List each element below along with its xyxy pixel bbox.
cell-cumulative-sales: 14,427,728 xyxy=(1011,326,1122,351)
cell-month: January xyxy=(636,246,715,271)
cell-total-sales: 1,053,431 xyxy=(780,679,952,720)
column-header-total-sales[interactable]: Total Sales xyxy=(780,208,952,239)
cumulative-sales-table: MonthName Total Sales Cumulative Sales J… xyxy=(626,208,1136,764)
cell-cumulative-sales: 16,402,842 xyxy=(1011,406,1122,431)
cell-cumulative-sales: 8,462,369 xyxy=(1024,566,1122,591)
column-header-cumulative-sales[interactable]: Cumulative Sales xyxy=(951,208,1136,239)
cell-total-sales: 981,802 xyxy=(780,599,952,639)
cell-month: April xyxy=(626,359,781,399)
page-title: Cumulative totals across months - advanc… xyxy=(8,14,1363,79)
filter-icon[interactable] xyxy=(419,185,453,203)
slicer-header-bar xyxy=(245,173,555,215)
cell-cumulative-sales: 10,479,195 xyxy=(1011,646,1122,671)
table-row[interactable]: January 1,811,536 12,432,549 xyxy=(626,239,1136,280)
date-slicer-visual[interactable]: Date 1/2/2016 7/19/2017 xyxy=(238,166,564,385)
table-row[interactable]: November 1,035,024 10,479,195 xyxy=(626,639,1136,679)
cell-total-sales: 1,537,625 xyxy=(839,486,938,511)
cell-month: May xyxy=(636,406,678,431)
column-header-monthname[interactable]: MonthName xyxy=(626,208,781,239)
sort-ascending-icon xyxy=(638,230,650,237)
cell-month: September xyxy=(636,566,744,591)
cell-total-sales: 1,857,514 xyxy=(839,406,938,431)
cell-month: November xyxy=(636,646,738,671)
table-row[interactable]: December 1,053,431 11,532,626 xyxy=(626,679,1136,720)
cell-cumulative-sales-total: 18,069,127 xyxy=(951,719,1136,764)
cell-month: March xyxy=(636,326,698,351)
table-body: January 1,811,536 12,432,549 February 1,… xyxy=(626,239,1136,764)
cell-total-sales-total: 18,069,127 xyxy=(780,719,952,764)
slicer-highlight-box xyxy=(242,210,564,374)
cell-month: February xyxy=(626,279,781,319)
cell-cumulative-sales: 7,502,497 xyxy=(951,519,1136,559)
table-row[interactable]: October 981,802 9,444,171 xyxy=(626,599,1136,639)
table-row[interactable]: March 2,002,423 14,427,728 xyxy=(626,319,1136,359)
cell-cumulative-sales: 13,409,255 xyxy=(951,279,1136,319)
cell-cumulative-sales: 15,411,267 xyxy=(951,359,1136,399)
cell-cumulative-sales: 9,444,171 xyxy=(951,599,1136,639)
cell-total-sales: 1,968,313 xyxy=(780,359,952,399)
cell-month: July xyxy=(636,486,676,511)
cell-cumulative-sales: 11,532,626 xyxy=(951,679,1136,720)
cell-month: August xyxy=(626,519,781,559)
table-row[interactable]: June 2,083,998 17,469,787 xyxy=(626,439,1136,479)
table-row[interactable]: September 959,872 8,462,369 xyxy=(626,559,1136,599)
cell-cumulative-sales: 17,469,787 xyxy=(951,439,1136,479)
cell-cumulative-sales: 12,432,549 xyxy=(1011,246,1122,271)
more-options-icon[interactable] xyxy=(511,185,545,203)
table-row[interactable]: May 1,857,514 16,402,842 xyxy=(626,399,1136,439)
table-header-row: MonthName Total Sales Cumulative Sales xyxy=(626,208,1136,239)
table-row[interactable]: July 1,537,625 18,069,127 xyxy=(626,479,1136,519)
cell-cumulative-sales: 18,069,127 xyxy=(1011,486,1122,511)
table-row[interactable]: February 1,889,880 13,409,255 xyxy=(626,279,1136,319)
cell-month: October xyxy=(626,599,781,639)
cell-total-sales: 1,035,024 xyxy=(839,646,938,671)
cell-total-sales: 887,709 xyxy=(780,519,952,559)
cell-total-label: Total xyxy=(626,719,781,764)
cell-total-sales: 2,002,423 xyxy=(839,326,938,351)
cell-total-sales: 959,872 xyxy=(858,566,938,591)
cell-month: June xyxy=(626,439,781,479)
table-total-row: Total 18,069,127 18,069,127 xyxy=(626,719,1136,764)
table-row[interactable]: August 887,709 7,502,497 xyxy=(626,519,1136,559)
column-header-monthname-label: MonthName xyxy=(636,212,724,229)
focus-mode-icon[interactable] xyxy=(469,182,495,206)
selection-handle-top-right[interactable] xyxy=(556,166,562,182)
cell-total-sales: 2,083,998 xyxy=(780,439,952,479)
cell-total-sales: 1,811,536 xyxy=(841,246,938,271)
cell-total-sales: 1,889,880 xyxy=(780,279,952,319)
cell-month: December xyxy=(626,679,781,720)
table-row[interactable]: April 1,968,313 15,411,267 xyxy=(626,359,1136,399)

· · · ·

*Given exercise:* Set down the rows above word for word, starting at the first row and ending at the row that contains "page-title: Cumulative totals".

*Written reply:*
List each element below along with its xyxy pixel bbox.
cell-cumulative-sales: 14,427,728 xyxy=(1011,326,1122,351)
cell-month: January xyxy=(636,246,715,271)
cell-total-sales: 1,053,431 xyxy=(780,679,952,720)
column-header-total-sales[interactable]: Total Sales xyxy=(780,208,952,239)
cumulative-sales-table: MonthName Total Sales Cumulative Sales J… xyxy=(626,208,1136,764)
cell-cumulative-sales: 16,402,842 xyxy=(1011,406,1122,431)
cell-cumulative-sales: 8,462,369 xyxy=(1024,566,1122,591)
column-header-cumulative-sales[interactable]: Cumulative Sales xyxy=(951,208,1136,239)
cell-total-sales: 981,802 xyxy=(780,599,952,639)
cell-month: April xyxy=(626,359,781,399)
page-title: Cumulative totals across months - advanc… xyxy=(8,14,1363,79)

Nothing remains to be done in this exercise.